# [STATED TASK]
Write out every single entry exactly.

--- start of RECORDED INFORMATION ---

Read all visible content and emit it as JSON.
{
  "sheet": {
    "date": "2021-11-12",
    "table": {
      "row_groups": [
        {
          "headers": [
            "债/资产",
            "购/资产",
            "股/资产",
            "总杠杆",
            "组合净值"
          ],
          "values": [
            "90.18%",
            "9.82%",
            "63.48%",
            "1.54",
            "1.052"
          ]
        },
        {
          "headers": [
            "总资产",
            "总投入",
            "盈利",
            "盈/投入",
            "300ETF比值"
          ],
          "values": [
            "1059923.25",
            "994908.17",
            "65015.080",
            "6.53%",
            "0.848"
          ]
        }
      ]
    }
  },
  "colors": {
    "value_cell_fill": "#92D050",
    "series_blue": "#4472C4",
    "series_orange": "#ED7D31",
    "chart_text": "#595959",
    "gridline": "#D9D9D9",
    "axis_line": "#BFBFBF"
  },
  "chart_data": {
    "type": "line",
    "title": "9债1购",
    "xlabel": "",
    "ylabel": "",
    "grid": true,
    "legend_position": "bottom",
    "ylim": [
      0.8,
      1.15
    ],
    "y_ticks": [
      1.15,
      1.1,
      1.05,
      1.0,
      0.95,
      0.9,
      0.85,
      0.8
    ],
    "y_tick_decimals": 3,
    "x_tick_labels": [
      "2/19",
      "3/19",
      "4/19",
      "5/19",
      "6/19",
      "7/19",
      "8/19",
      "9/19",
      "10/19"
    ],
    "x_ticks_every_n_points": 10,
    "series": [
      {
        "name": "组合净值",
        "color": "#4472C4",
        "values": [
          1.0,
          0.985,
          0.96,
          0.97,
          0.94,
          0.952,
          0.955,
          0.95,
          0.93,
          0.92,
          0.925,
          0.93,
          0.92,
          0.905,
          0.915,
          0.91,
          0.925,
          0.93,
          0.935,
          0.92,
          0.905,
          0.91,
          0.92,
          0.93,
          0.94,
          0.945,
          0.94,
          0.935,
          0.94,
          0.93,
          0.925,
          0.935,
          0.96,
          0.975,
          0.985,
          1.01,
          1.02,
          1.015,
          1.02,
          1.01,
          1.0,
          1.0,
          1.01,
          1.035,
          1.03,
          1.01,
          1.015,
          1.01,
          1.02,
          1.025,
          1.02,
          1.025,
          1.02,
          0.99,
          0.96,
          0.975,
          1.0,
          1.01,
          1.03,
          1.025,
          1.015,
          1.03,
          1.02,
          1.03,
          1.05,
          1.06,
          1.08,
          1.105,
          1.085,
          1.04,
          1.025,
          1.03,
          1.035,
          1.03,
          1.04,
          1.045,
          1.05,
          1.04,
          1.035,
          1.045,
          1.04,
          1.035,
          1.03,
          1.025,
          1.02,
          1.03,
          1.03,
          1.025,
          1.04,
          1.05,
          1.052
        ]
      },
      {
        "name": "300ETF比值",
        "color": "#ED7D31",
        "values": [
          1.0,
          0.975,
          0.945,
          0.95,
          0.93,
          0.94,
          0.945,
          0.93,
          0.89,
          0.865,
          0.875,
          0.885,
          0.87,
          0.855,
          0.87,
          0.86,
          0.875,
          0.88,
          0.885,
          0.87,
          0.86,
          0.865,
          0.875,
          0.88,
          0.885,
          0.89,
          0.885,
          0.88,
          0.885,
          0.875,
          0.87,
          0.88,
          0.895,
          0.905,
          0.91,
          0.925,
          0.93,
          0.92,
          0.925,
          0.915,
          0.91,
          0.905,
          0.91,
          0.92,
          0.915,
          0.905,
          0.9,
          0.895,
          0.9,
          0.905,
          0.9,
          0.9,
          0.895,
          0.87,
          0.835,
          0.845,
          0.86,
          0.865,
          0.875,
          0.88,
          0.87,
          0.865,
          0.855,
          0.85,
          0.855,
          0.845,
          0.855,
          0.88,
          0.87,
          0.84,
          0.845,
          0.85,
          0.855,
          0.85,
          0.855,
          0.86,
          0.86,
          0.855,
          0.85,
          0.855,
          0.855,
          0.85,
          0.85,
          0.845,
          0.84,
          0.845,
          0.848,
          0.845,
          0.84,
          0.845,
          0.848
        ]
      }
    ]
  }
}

--- end of RECORDED INFORMATION ---

# [FULL RESPONSE]
Read all visible content and emit it as JSON.
{
  "sheet": {
    "date": "2021-11-12",
    "table": {
      "row_groups": [
        {
          "headers": [
            "债/资产",
            "购/资产",
            "股/资产",
            "总杠杆",
            "组合净值"
          ],
          "values": [
            "90.18%",
            "9.82%",
            "63.48%",
            "1.54",
            "1.052"
          ]
        },
        {
          "headers": [
            "总资产",
            "总投入",
            "盈利",
            "盈/投入",
            "300ETF比值"
          ],
          "values": [
            "1059923.25",
            "994908.17",
            "65015.080",
            "6.53%",
            "0.848"
          ]
        }
      ]
    }
  },
  "colors": {
    "value_cell_fill": "#92D050",
    "series_blue": "#4472C4",
    "series_orange": "#ED7D31",
    "chart_text": "#595959",
    "gridline": "#D9D9D9",
    "axis_line": "#BFBFBF"
  },
  "chart_data": {
    "type": "line",
    "title": "9债1购",
    "xlabel": "",
    "ylabel": "",
    "grid": true,
    "legend_position": "bottom",
    "ylim": [
      0.8,
      1.15
    ],
    "y_ticks": [
      1.15,
      1.1,
      1.05,
      1.0,
      0.95,
      0.9,
      0.85,
      0.8
    ],
    "y_tick_decimals": 3,
    "x_tick_labels": [
      "2/19",
      "3/19",
      "4/19",
      "5/19",
      "6/19",
      "7/19",
      "8/19",
      "9/19",
      "10/19"
    ],
    "x_ticks_every_n_points": 10,
    "series": [
      {
        "name": "组合净值",
        "color": "#4472C4",
        "values": [
          1.0,
          0.985,
          0.96,
          0.97,
          0.94,
          0.952,
          0.955,
          0.95,
          0.93,
          0.92,
          0.925,
          0.93,
          0.92,
          0.905,
          0.915,
          0.91,
          0.925,
          0.93,
          0.935,
          0.92,
          0.905,
          0.91,
          0.92,
          0.93,
          0.94,
          0.945,
          0.94,
          0.935,
          0.94,
          0.93,
          0.925,
          0.935,
          0.96,
          0.975,
          0.985,
          1.01,
          1.02,
          1.015,
          1.02,
          1.01,
          1.0,
          1.0,
          1.01,
          1.035,
          1.03,
          1.01,
          1.015,
          1.01,
          1.02,
          1.025,
          1.02,
          1.025,
          1.02,
          0.99,
          0.96,
          0.975,
          1.0,
          1.01,
          1.03,
          1.025,
          1.015,
          1.03,
          1.02,
          1.03,
          1.05,
          1.06,
          1.08,
          1.105,
          1.085,
          1.04,
          1.025,
          1.03,
          1.035,
          1.03,
          1.04,
          1.045,
          1.05,
          1.04,
          1.035,
          1.045,
          1.04,
          1.035,
          1.03,
          1.025,
          1.02,
          1.03,
          1.03,
          1.025,
          1.04,
          1.05,
          1.052
        ]
      },
      {
        "name": "300ETF比值",
        "color": "#ED7D31",
        "values": [
          1.0,
          0.975,
          0.945,
          0.95,
          0.93,
          0.94,
          0.945,
          0.93,
          0.89,
          0.865,
          0.875,
          0.885,
          0.87,
          0.855,
          0.87,
          0.86,
          0.875,
          0.88,
          0.885,
          0.87,
          0.86,
          0.865,
          0.875,
          0.88,
          0.885,
          0.89,
          0.885,
          0.88,
          0.885,
          0.875,
          0.87,
          0.88,
          0.895,
          0.905,
          0.91,
          0.925,
          0.93,
          0.92,
          0.925,
          0.915,
          0.91,
          0.905,
          0.91,
          0.92,
          0.915,
          0.905,
          0.9,
          0.895,
          0.9,
          0.905,
          0.9,
          0.9,
          0.895,
          0.87,
          0.835,
          0.845,
          0.86,
          0.865,
          0.875,
          0.88,
          0.87,
          0.865,
          0.855,
          0.85,
          0.855,
          0.845,
          0.855,
          0.88,
          0.87,
          0.84,
          0.845,
          0.85,
          0.855,
          0.85,
          0.855,
          0.86,
          0.86,
          0.855,
          0.85,
          0.855,
          0.855,
          0.85,
          0.85,
          0.845,
          0.84,
          0.845,
          0.848,
          0.845,
          0.84,
          0.845,
          0.848
        ]
      }
    ]
  }
}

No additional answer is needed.